Directions for this task
Look through the data below and work out how many lines contain the string "apartado". Give the number alone.

Data supplied
============================================================

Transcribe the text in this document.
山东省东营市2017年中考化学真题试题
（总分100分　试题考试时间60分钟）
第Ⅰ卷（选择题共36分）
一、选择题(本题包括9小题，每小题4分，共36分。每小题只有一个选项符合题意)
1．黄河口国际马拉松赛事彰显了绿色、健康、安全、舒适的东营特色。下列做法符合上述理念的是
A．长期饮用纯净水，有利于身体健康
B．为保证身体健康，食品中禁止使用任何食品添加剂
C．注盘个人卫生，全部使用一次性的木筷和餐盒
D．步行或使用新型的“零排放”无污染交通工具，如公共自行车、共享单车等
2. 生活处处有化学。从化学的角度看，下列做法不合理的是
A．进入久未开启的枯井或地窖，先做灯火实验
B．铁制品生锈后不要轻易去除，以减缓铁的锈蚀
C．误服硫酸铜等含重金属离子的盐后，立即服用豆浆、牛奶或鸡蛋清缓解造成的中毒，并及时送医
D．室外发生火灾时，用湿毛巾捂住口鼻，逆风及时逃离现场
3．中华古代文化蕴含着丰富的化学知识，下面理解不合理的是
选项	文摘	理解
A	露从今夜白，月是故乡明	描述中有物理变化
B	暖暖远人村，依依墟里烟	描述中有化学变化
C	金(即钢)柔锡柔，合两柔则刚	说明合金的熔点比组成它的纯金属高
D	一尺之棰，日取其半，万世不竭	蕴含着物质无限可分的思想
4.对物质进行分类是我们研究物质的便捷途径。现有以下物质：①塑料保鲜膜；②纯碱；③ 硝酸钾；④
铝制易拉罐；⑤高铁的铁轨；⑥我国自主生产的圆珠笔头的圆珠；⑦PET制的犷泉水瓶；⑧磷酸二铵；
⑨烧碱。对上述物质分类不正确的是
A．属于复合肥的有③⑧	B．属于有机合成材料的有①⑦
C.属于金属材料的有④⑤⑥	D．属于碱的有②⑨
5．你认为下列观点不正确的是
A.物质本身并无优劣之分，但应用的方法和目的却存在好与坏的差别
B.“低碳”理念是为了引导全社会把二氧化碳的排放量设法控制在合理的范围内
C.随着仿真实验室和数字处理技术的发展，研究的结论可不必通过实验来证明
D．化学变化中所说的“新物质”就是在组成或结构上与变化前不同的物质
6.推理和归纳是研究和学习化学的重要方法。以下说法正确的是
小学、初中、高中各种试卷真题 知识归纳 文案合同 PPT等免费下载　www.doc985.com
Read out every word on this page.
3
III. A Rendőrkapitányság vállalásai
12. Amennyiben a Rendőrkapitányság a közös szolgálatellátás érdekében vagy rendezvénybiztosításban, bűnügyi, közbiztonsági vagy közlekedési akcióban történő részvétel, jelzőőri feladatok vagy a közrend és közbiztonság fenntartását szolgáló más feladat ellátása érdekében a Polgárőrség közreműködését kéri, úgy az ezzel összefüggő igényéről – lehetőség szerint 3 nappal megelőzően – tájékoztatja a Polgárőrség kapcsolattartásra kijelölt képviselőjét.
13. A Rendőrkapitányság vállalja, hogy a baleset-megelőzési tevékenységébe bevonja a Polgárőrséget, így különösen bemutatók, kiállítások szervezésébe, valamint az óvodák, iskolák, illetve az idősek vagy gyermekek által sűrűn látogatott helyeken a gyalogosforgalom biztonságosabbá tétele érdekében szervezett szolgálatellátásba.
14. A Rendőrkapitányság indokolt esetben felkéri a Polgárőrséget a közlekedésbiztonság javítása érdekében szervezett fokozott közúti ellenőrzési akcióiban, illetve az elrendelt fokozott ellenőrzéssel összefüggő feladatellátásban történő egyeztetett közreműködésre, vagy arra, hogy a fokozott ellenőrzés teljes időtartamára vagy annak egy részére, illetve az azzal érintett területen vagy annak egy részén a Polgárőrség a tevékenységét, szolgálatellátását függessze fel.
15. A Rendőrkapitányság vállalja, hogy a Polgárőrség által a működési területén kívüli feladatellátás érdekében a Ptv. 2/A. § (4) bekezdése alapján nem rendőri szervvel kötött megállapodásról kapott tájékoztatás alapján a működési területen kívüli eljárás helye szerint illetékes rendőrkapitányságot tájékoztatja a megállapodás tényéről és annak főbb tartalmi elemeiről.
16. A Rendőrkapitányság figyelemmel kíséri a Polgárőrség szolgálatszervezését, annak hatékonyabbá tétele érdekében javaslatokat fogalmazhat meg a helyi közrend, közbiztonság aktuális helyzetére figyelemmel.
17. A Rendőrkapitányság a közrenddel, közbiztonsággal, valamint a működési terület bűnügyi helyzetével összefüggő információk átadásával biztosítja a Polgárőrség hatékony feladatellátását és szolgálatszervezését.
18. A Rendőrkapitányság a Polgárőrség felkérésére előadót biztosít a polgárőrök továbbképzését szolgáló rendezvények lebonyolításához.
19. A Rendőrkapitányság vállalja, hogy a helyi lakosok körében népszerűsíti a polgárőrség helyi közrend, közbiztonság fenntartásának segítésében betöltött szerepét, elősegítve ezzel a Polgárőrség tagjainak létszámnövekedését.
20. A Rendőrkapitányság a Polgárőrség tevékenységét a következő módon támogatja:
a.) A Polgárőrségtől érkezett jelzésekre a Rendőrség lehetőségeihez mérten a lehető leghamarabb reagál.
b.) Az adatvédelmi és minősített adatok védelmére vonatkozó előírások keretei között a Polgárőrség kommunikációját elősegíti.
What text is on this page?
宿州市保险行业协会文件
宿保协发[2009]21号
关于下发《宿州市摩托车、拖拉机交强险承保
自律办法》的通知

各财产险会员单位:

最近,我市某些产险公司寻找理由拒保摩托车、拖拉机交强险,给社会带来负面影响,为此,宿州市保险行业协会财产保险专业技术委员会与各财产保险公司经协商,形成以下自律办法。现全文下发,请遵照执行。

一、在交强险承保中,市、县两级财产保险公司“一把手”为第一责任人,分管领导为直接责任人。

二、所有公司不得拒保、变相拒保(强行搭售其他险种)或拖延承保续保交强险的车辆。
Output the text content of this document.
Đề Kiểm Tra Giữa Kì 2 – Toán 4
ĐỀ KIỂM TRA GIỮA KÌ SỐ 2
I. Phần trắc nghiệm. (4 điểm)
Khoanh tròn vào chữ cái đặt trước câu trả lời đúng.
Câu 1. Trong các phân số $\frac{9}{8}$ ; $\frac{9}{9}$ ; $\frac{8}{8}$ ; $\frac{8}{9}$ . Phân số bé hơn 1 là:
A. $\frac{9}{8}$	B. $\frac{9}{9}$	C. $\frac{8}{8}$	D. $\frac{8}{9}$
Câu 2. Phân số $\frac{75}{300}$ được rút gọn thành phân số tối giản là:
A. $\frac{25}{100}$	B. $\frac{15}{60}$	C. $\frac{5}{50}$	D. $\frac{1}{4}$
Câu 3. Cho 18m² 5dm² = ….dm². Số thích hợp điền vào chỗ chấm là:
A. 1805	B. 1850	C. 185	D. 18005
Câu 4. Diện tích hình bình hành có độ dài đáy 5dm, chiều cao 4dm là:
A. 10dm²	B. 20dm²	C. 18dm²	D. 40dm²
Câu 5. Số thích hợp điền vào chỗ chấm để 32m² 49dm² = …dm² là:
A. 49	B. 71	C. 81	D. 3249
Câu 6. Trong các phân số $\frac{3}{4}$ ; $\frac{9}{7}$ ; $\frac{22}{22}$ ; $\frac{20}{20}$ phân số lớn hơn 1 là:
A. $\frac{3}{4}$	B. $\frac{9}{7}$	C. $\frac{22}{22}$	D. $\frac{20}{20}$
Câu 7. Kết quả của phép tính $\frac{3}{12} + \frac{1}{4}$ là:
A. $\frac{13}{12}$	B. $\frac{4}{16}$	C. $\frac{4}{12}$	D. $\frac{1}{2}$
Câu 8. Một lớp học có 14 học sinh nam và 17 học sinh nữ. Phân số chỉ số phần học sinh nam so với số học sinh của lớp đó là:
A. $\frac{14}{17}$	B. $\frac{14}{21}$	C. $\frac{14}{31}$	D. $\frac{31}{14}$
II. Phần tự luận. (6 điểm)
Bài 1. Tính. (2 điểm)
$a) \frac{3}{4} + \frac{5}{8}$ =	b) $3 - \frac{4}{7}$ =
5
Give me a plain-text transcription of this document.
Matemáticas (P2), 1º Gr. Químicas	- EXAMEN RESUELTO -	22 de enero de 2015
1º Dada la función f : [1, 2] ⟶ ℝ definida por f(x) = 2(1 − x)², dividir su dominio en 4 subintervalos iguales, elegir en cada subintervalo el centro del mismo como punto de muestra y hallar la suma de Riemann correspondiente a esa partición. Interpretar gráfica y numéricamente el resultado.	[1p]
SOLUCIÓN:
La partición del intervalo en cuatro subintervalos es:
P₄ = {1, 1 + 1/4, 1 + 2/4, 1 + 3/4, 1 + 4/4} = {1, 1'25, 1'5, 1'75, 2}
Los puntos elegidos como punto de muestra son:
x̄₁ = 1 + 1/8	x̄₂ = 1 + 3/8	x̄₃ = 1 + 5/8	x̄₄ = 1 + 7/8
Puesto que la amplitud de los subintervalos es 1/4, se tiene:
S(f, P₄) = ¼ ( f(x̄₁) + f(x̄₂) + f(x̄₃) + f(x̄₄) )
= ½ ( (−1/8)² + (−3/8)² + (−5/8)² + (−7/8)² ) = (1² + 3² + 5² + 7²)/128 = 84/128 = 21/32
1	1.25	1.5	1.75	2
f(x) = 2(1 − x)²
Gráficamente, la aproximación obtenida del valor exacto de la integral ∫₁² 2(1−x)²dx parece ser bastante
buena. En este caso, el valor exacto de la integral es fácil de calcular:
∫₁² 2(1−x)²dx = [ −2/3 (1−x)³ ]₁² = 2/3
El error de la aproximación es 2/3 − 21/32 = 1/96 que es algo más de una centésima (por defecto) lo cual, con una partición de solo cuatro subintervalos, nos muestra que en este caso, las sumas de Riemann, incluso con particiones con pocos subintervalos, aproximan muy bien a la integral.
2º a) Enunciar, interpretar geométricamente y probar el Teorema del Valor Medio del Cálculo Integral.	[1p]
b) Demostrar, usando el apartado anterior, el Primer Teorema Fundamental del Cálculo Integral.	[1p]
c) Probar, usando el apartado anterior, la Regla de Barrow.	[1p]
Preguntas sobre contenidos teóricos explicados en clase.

============================================================

Response to the exercise
2